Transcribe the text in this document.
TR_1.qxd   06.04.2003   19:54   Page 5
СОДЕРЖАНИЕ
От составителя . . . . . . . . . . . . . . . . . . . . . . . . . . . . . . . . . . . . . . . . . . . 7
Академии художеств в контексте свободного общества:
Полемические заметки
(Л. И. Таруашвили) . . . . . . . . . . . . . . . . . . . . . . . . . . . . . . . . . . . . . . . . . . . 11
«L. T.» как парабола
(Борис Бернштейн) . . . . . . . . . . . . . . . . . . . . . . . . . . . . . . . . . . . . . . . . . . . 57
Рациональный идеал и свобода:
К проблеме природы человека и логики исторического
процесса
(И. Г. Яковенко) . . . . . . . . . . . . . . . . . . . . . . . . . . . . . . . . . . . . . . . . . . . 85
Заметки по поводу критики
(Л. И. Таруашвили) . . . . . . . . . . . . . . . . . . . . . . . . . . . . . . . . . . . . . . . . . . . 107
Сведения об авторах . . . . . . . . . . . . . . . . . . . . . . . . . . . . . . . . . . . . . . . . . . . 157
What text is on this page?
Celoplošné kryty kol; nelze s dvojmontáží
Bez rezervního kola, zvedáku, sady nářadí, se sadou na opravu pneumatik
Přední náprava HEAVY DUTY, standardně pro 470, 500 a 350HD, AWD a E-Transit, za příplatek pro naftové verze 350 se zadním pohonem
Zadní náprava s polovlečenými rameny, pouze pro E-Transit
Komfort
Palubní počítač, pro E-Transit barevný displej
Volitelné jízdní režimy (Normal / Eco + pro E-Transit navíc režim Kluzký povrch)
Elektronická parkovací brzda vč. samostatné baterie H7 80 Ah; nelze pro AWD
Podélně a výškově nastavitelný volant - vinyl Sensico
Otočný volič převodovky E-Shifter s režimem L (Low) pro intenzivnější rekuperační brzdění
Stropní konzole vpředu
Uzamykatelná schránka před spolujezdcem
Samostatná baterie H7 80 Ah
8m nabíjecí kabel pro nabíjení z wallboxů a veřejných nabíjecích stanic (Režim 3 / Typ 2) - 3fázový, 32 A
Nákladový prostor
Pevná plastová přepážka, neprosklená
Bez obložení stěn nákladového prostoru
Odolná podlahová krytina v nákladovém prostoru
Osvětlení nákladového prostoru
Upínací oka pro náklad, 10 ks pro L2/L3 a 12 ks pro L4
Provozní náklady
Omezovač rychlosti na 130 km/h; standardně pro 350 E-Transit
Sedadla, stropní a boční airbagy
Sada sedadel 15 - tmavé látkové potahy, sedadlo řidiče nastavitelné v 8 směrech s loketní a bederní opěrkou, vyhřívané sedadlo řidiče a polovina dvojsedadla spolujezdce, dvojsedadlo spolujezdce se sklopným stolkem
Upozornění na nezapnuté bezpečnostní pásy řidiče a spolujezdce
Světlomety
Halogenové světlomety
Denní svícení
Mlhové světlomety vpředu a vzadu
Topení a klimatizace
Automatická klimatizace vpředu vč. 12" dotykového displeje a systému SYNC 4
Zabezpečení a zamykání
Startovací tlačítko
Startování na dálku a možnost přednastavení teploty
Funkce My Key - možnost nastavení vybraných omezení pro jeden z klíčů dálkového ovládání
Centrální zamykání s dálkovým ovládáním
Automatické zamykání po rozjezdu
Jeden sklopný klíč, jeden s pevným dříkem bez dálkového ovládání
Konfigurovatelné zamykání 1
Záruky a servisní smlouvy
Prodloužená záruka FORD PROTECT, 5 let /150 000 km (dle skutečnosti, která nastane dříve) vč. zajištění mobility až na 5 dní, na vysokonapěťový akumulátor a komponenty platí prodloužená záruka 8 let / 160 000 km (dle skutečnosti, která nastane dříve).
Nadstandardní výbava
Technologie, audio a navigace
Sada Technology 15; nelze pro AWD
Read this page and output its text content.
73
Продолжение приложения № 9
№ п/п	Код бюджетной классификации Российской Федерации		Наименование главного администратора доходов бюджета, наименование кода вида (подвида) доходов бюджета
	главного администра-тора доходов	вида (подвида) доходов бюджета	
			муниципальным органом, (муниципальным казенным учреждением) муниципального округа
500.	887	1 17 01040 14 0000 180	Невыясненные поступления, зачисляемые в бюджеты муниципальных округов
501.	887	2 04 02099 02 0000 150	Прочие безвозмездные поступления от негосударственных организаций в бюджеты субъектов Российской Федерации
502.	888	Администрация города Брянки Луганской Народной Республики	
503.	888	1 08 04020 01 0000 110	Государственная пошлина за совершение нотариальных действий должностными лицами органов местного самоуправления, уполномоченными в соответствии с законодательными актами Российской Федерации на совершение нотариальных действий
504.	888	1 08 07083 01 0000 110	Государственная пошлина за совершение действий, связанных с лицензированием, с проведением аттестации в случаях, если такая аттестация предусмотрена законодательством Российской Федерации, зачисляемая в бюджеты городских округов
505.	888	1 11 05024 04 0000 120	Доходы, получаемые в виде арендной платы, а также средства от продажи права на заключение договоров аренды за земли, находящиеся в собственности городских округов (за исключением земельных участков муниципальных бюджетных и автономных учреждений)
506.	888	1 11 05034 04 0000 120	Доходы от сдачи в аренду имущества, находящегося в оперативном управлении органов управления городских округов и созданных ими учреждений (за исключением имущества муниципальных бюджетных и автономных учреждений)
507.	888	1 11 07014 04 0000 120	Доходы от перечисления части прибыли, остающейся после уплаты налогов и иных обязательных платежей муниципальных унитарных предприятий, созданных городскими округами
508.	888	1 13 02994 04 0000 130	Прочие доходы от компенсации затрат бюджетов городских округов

------

From the entries above, return each line with the word "nákladového" in it.

TASK SOLUTION
Bez obložení stěn nákladového prostoru
Osvětlení nákladového prostoru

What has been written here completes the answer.